[Figure dataset records]
══════

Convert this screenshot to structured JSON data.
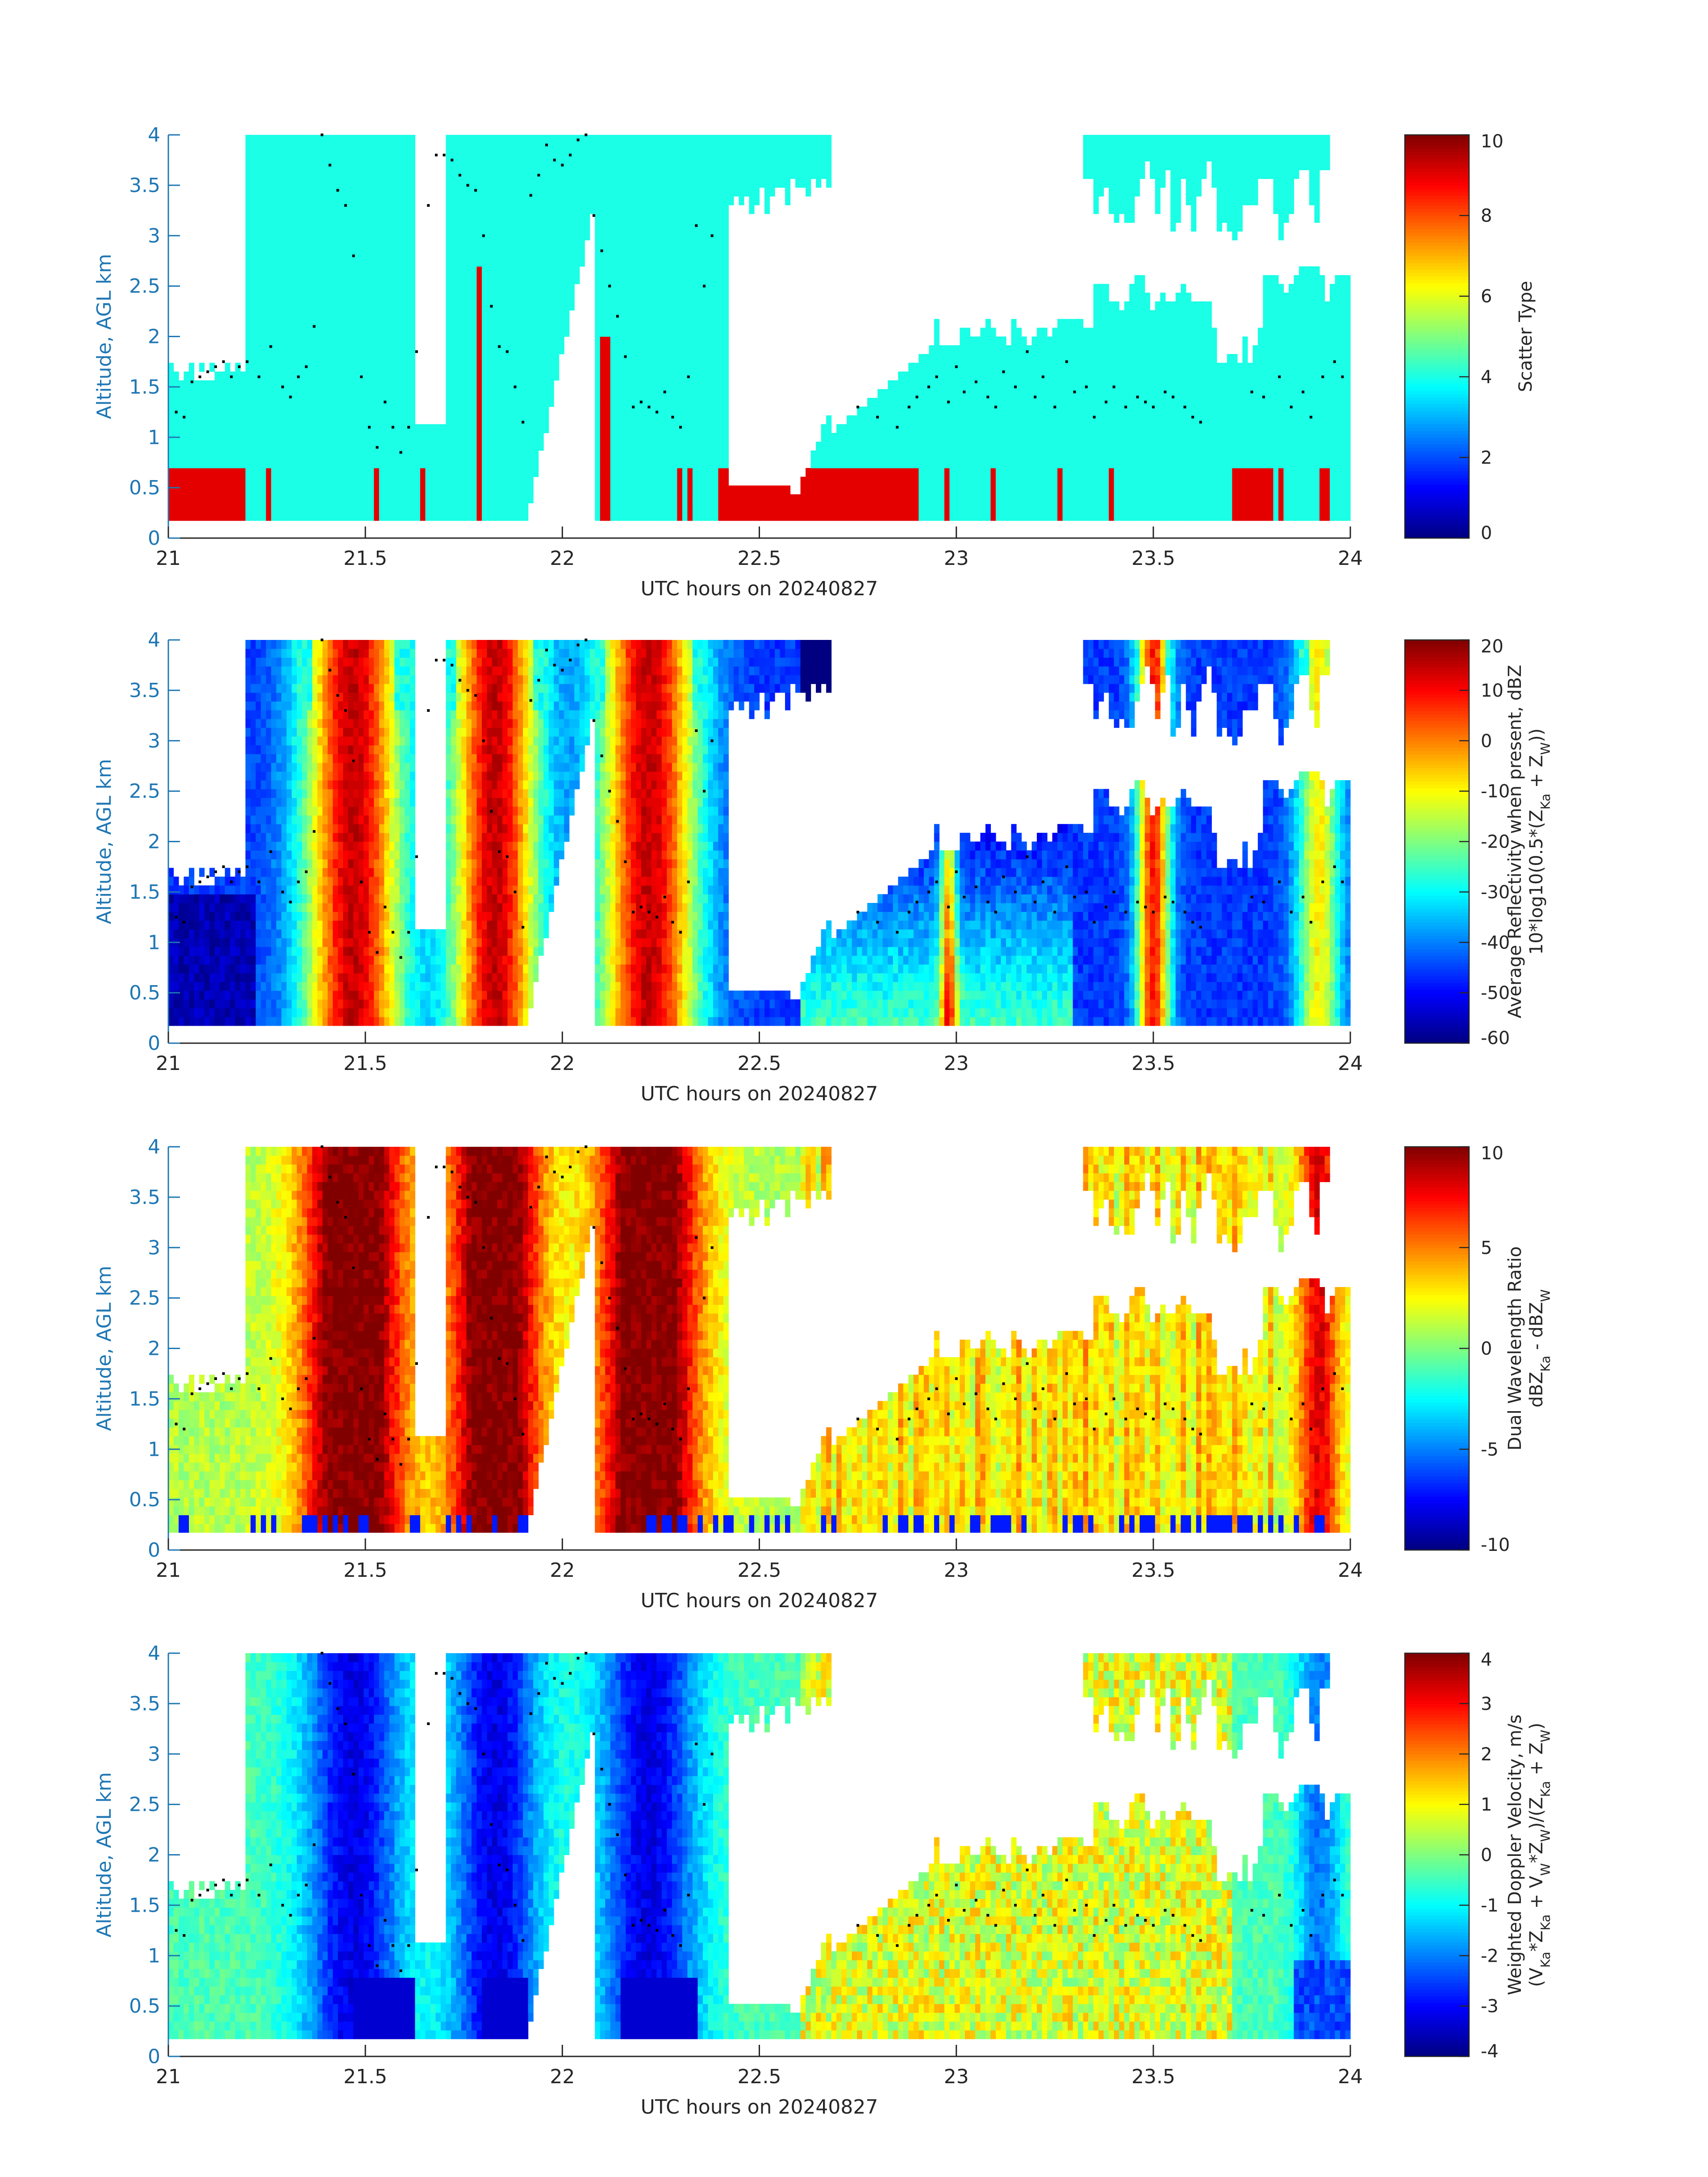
{
  "figure": {
    "date_label": "UTC hours on 20240827",
    "colors": {
      "axis_text": "#1f77b4",
      "tick_text": "#262626",
      "axis_line": "#262626",
      "background": "#ffffff"
    }
  },
  "chart_data": [
    {
      "type": "heatmap",
      "title": "",
      "xlabel": "UTC hours on 20240827",
      "ylabel": "Altitude, AGL km",
      "xlim": [
        21,
        24
      ],
      "ylim": [
        0,
        4
      ],
      "xticks": [
        "21",
        "21.5",
        "22",
        "22.5",
        "23",
        "23.5",
        "24"
      ],
      "yticks": [
        "0",
        "0.5",
        "1",
        "1.5",
        "2",
        "2.5",
        "3",
        "3.5",
        "4"
      ],
      "colorbar": {
        "label_lines": [
          "Scatter Type"
        ],
        "range": [
          0,
          10
        ],
        "ticks": [
          "0",
          "2",
          "4",
          "6",
          "8",
          "10"
        ],
        "colormap": "jet"
      },
      "field": "scatter_type",
      "approx_values": {
        "main_scatter_type": 4,
        "secondary_scatter_type": 9
      }
    },
    {
      "type": "heatmap",
      "title": "",
      "xlabel": "UTC hours on 20240827",
      "ylabel": "Altitude, AGL km",
      "xlim": [
        21,
        24
      ],
      "ylim": [
        0,
        4
      ],
      "xticks": [
        "21",
        "21.5",
        "22",
        "22.5",
        "23",
        "23.5",
        "24"
      ],
      "yticks": [
        "0",
        "0.5",
        "1",
        "1.5",
        "2",
        "2.5",
        "3",
        "3.5",
        "4"
      ],
      "colorbar": {
        "label_lines": [
          "Average Reflectivity when present, dBZ",
          "10*log10(0.5*(Z_Ka + Z_W))"
        ],
        "range": [
          -60,
          20
        ],
        "ticks": [
          "-60",
          "-50",
          "-40",
          "-30",
          "-20",
          "-10",
          "0",
          "10",
          "20"
        ],
        "colormap": "jet"
      },
      "field": "reflectivity"
    },
    {
      "type": "heatmap",
      "title": "",
      "xlabel": "UTC hours on 20240827",
      "ylabel": "Altitude, AGL km",
      "xlim": [
        21,
        24
      ],
      "ylim": [
        0,
        4
      ],
      "xticks": [
        "21",
        "21.5",
        "22",
        "22.5",
        "23",
        "23.5",
        "24"
      ],
      "yticks": [
        "0",
        "0.5",
        "1",
        "1.5",
        "2",
        "2.5",
        "3",
        "3.5",
        "4"
      ],
      "colorbar": {
        "label_lines": [
          "Dual Wavelength Ratio",
          "dBZ_Ka - dBZ_W"
        ],
        "range": [
          -10,
          10
        ],
        "ticks": [
          "-10",
          "-5",
          "0",
          "5",
          "10"
        ],
        "colormap": "jet"
      },
      "field": "dwr"
    },
    {
      "type": "heatmap",
      "title": "",
      "xlabel": "UTC hours on 20240827",
      "ylabel": "Altitude, AGL km",
      "xlim": [
        21,
        24
      ],
      "ylim": [
        0,
        4
      ],
      "xticks": [
        "21",
        "21.5",
        "22",
        "22.5",
        "23",
        "23.5",
        "24"
      ],
      "yticks": [
        "0",
        "0.5",
        "1",
        "1.5",
        "2",
        "2.5",
        "3",
        "3.5",
        "4"
      ],
      "colorbar": {
        "label_lines": [
          "Weighted Doppler Velocity, m/s",
          "(V_Ka*Z_Ka + V_W*Z_W)/(Z_Ka + Z_W)"
        ],
        "range": [
          -4,
          4
        ],
        "ticks": [
          "-4",
          "-3",
          "-2",
          "-1",
          "0",
          "1",
          "2",
          "3",
          "4"
        ],
        "colormap": "jet"
      },
      "field": "velocity"
    }
  ],
  "shared": {
    "cloud_base_dots": [
      [
        21.02,
        1.25
      ],
      [
        21.04,
        1.2
      ],
      [
        21.06,
        1.55
      ],
      [
        21.08,
        1.6
      ],
      [
        21.1,
        1.65
      ],
      [
        21.12,
        1.7
      ],
      [
        21.14,
        1.75
      ],
      [
        21.16,
        1.6
      ],
      [
        21.18,
        1.7
      ],
      [
        21.2,
        1.75
      ],
      [
        21.23,
        1.6
      ],
      [
        21.26,
        1.9
      ],
      [
        21.29,
        1.5
      ],
      [
        21.31,
        1.4
      ],
      [
        21.33,
        1.6
      ],
      [
        21.35,
        1.7
      ],
      [
        21.37,
        2.1
      ],
      [
        21.39,
        4.0
      ],
      [
        21.41,
        3.7
      ],
      [
        21.43,
        3.45
      ],
      [
        21.45,
        3.3
      ],
      [
        21.47,
        2.8
      ],
      [
        21.49,
        1.6
      ],
      [
        21.51,
        1.1
      ],
      [
        21.53,
        0.9
      ],
      [
        21.55,
        1.35
      ],
      [
        21.57,
        1.1
      ],
      [
        21.59,
        0.85
      ],
      [
        21.61,
        1.1
      ],
      [
        21.63,
        1.85
      ],
      [
        21.66,
        3.3
      ],
      [
        21.68,
        3.8
      ],
      [
        21.7,
        3.8
      ],
      [
        21.72,
        3.75
      ],
      [
        21.74,
        3.6
      ],
      [
        21.76,
        3.5
      ],
      [
        21.78,
        3.45
      ],
      [
        21.8,
        3.0
      ],
      [
        21.82,
        2.3
      ],
      [
        21.84,
        1.9
      ],
      [
        21.86,
        1.85
      ],
      [
        21.88,
        1.5
      ],
      [
        21.9,
        1.15
      ],
      [
        21.92,
        3.4
      ],
      [
        21.94,
        3.6
      ],
      [
        21.96,
        3.9
      ],
      [
        21.98,
        3.75
      ],
      [
        22.0,
        3.7
      ],
      [
        22.02,
        3.8
      ],
      [
        22.04,
        3.95
      ],
      [
        22.06,
        4.0
      ],
      [
        22.08,
        3.2
      ],
      [
        22.1,
        2.85
      ],
      [
        22.12,
        2.5
      ],
      [
        22.14,
        2.2
      ],
      [
        22.16,
        1.8
      ],
      [
        22.18,
        1.3
      ],
      [
        22.2,
        1.35
      ],
      [
        22.22,
        1.3
      ],
      [
        22.24,
        1.25
      ],
      [
        22.26,
        1.45
      ],
      [
        22.28,
        1.2
      ],
      [
        22.3,
        1.1
      ],
      [
        22.32,
        1.6
      ],
      [
        22.34,
        3.1
      ],
      [
        22.36,
        2.5
      ],
      [
        22.38,
        3.0
      ],
      [
        22.75,
        1.3
      ],
      [
        22.8,
        1.2
      ],
      [
        22.85,
        1.1
      ],
      [
        22.88,
        1.3
      ],
      [
        22.9,
        1.4
      ],
      [
        22.93,
        1.5
      ],
      [
        22.95,
        1.6
      ],
      [
        22.98,
        1.35
      ],
      [
        23.0,
        1.7
      ],
      [
        23.02,
        1.45
      ],
      [
        23.05,
        1.55
      ],
      [
        23.08,
        1.4
      ],
      [
        23.1,
        1.3
      ],
      [
        23.12,
        1.65
      ],
      [
        23.15,
        1.5
      ],
      [
        23.18,
        1.85
      ],
      [
        23.2,
        1.4
      ],
      [
        23.22,
        1.6
      ],
      [
        23.25,
        1.3
      ],
      [
        23.28,
        1.75
      ],
      [
        23.3,
        1.45
      ],
      [
        23.33,
        1.5
      ],
      [
        23.35,
        1.2
      ],
      [
        23.38,
        1.35
      ],
      [
        23.4,
        1.5
      ],
      [
        23.43,
        1.3
      ],
      [
        23.46,
        1.4
      ],
      [
        23.48,
        1.35
      ],
      [
        23.5,
        1.3
      ],
      [
        23.53,
        1.45
      ],
      [
        23.55,
        1.4
      ],
      [
        23.58,
        1.3
      ],
      [
        23.6,
        1.2
      ],
      [
        23.62,
        1.15
      ],
      [
        23.75,
        1.45
      ],
      [
        23.78,
        1.4
      ],
      [
        23.82,
        1.6
      ],
      [
        23.85,
        1.3
      ],
      [
        23.88,
        1.45
      ],
      [
        23.9,
        1.2
      ],
      [
        23.93,
        1.6
      ],
      [
        23.96,
        1.75
      ],
      [
        23.98,
        1.6
      ]
    ]
  }
}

══════

-- Your instructions --
Only lines with the word "field" are wanted, so copy each one from the records.

-- Complete answer --
      "field": "scatter_type",
      "field": "reflectivity"
      "field": "dwr"
      "field": "velocity"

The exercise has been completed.